What is asked →
Repeat each line of the material below exactly as it appears, minus any pictures.

•••

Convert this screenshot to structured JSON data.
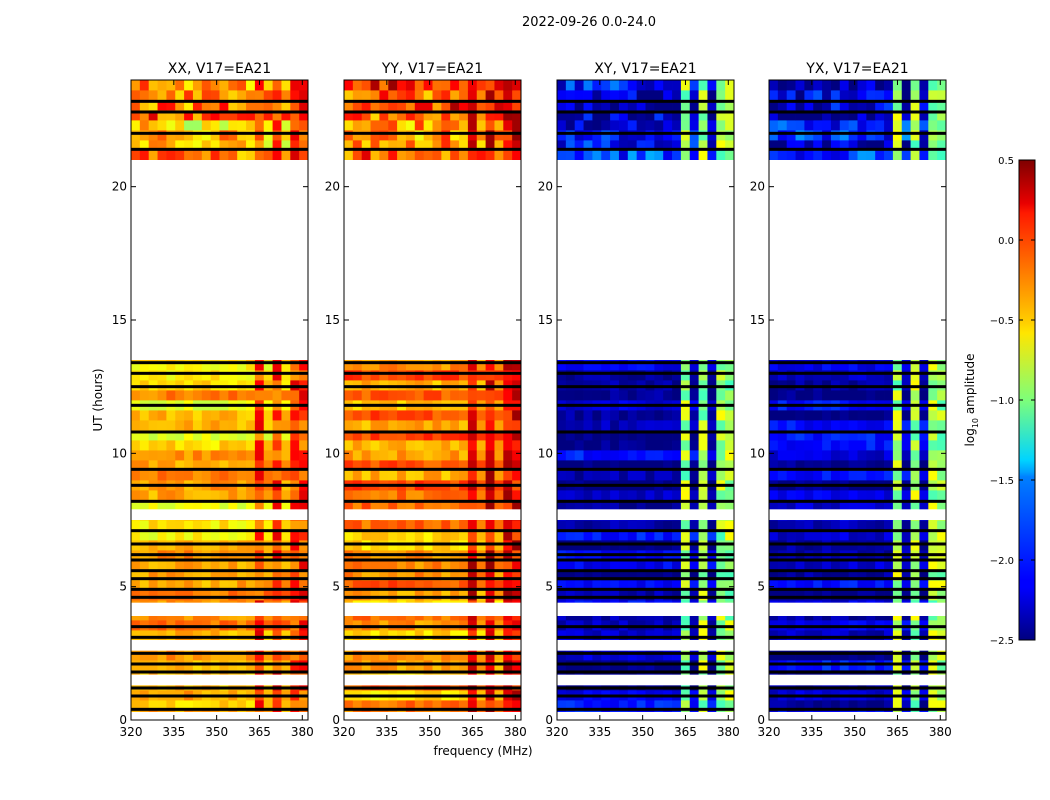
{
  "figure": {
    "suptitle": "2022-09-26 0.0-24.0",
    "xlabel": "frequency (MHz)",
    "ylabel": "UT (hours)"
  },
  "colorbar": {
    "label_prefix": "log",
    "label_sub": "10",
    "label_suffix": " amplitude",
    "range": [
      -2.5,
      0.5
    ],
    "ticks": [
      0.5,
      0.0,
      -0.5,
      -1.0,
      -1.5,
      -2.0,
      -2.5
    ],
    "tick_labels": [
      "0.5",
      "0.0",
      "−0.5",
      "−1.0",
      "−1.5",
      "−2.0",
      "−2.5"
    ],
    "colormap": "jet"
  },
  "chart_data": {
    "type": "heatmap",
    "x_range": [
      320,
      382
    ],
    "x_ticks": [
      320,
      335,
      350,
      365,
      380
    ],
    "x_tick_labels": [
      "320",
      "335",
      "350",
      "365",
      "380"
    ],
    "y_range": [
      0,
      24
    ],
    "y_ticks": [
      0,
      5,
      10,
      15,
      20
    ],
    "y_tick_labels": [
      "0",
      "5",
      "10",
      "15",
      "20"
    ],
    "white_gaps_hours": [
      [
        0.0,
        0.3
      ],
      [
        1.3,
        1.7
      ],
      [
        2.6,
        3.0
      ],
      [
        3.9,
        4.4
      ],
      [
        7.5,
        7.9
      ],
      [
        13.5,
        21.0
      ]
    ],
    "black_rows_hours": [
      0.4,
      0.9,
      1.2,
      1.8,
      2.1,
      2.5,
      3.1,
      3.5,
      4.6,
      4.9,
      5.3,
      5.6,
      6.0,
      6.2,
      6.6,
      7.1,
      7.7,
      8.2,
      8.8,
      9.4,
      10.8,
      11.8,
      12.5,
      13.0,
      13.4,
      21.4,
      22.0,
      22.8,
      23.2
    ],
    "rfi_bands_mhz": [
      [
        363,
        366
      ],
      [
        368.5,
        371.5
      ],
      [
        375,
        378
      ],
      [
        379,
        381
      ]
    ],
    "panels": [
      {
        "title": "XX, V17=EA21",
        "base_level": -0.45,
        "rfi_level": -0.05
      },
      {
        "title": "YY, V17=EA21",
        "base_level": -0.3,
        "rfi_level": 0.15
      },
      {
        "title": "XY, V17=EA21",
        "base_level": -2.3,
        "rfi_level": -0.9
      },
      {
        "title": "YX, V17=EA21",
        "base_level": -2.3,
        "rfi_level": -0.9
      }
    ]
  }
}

•••

Response →
Convert this screenshot to structured JSON data.
{
  "figure": {
    "suptitle": "2022-09-26 0.0-24.0",
    "xlabel": "frequency (MHz)",
    "ylabel": "UT (hours)"
  },
  "colorbar": {
    "label_prefix": "log",
    "label_sub": "10",
    "label_suffix": " amplitude",
    "range": [
      -2.5,
      0.5
    ],
    "ticks": [
      0.5,
      0.0,
      -0.5,
      -1.0,
      -1.5,
      -2.0,
      -2.5
    ],
    "tick_labels": [
      "0.5",
      "0.0",
      "−0.5",
      "−1.0",
      "−1.5",
      "−2.0",
      "−2.5"
    ],
    "colormap": "jet"
  },
  "chart_data": {
    "type": "heatmap",
    "x_range": [
      320,
      382
    ],
    "x_ticks": [
      320,
      335,
      350,
      365,
      380
    ],
    "x_tick_labels": [
      "320",
      "335",
      "350",
      "365",
      "380"
    ],
    "y_range": [
      0,
      24
    ],
    "y_ticks": [
      0,
      5,
      10,
      15,
      20
    ],
    "y_tick_labels": [
      "0",
      "5",
      "10",
      "15",
      "20"
    ],
    "white_gaps_hours": [
      [
        0.0,
        0.3
      ],
      [
        1.3,
        1.7
      ],
      [
        2.6,
        3.0
      ],
      [
        3.9,
        4.4
      ],
      [
        7.5,
        7.9
      ],
      [
        13.5,
        21.0
      ]
    ],
    "black_rows_hours": [
      0.4,
      0.9,
      1.2,
      1.8,
      2.1,
      2.5,
      3.1,
      3.5,
      4.6,
      4.9,
      5.3,
      5.6,
      6.0,
      6.2,
      6.6,
      7.1,
      7.7,
      8.2,
      8.8,
      9.4,
      10.8,
      11.8,
      12.5,
      13.0,
      13.4,
      21.4,
      22.0,
      22.8,
      23.2
    ],
    "rfi_bands_mhz": [
      [
        363,
        366
      ],
      [
        368.5,
        371.5
      ],
      [
        375,
        378
      ],
      [
        379,
        381
      ]
    ],
    "panels": [
      {
        "title": "XX, V17=EA21",
        "base_level": -0.45,
        "rfi_level": -0.05
      },
      {
        "title": "YY, V17=EA21",
        "base_level": -0.3,
        "rfi_level": 0.15
      },
      {
        "title": "XY, V17=EA21",
        "base_level": -2.3,
        "rfi_level": -0.9
      },
      {
        "title": "YX, V17=EA21",
        "base_level": -2.3,
        "rfi_level": -0.9
      }
    ]
  }
}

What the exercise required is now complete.